[Stored dataset items]
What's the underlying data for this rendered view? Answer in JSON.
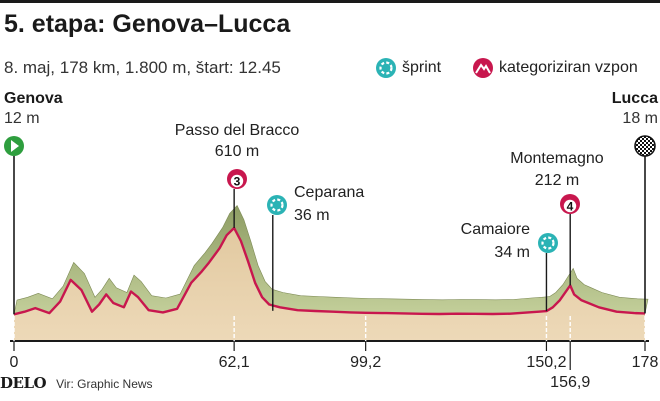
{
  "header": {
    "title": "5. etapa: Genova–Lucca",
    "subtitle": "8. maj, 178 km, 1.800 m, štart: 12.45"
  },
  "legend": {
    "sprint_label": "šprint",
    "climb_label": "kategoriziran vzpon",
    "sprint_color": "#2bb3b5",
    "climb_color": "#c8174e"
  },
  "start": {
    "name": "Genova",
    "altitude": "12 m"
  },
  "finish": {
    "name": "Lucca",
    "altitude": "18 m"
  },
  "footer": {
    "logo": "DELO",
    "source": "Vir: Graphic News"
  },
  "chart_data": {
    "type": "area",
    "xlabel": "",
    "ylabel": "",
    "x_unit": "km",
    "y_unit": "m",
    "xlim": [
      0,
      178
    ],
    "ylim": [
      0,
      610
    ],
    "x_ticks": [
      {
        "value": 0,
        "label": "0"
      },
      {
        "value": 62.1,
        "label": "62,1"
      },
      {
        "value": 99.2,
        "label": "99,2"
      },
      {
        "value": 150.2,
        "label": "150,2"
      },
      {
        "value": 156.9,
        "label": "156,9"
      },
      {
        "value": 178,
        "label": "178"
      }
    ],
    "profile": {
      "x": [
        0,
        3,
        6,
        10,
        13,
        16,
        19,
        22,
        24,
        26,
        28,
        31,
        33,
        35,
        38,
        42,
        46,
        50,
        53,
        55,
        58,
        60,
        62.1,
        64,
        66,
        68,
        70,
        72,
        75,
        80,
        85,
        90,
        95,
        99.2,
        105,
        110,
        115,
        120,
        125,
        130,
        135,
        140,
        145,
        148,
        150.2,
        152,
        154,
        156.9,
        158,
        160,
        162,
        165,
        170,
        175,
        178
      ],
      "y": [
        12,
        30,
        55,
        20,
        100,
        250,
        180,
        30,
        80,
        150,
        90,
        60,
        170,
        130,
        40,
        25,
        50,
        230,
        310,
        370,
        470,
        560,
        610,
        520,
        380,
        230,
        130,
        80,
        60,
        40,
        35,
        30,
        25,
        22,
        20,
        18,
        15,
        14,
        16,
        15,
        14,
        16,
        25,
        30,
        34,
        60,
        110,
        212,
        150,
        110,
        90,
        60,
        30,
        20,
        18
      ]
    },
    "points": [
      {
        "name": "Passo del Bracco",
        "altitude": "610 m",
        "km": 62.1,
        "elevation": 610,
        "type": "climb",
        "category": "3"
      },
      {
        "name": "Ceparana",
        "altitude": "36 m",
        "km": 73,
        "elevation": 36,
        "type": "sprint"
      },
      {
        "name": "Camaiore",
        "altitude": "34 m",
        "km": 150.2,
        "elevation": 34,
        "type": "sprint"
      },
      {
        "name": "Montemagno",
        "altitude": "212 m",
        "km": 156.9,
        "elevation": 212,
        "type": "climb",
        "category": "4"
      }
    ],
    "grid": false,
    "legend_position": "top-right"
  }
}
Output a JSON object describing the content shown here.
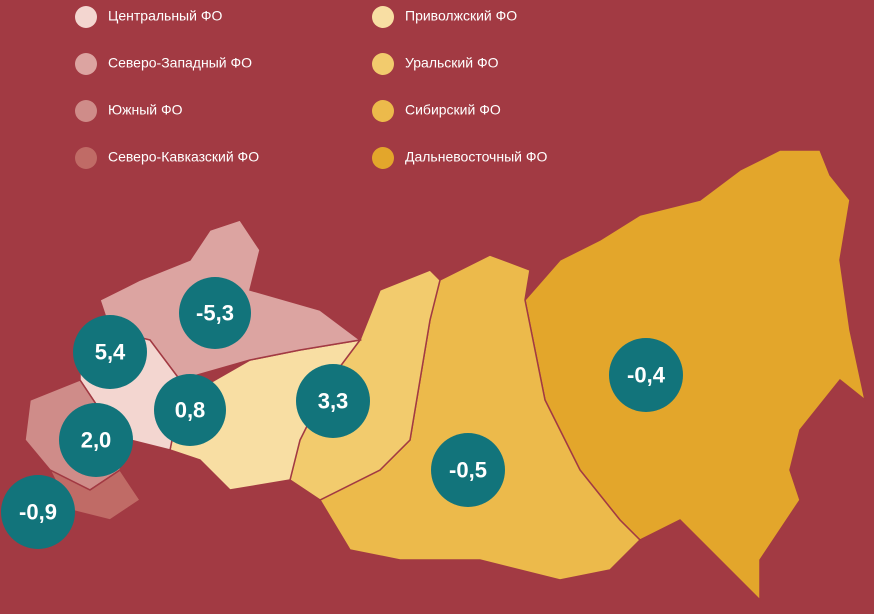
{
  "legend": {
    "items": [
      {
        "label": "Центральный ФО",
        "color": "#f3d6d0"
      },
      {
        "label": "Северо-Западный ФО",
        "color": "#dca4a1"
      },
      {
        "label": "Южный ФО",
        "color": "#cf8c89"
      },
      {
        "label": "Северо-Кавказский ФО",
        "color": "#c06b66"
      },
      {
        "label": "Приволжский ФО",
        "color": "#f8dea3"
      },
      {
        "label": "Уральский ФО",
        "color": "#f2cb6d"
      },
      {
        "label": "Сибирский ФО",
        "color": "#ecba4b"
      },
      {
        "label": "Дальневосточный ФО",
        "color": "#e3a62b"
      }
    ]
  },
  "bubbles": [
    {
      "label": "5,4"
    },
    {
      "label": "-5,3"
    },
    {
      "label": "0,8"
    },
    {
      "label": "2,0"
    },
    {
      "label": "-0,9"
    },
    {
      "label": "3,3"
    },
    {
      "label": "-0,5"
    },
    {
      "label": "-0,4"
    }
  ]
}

— Task to complete —
Set down exactly, from the line that contains "Output a JSON" through the last line of the data, each line as it stands, and leave the pictures out.

— Result of the task —
Output a JSON object describing the content shown here.
{
  "legend": {
    "items": [
      {
        "label": "Центральный ФО",
        "color": "#f3d6d0"
      },
      {
        "label": "Северо-Западный ФО",
        "color": "#dca4a1"
      },
      {
        "label": "Южный ФО",
        "color": "#cf8c89"
      },
      {
        "label": "Северо-Кавказский ФО",
        "color": "#c06b66"
      },
      {
        "label": "Приволжский ФО",
        "color": "#f8dea3"
      },
      {
        "label": "Уральский ФО",
        "color": "#f2cb6d"
      },
      {
        "label": "Сибирский ФО",
        "color": "#ecba4b"
      },
      {
        "label": "Дальневосточный ФО",
        "color": "#e3a62b"
      }
    ]
  },
  "bubbles": [
    {
      "label": "5,4"
    },
    {
      "label": "-5,3"
    },
    {
      "label": "0,8"
    },
    {
      "label": "2,0"
    },
    {
      "label": "-0,9"
    },
    {
      "label": "3,3"
    },
    {
      "label": "-0,5"
    },
    {
      "label": "-0,4"
    }
  ]
}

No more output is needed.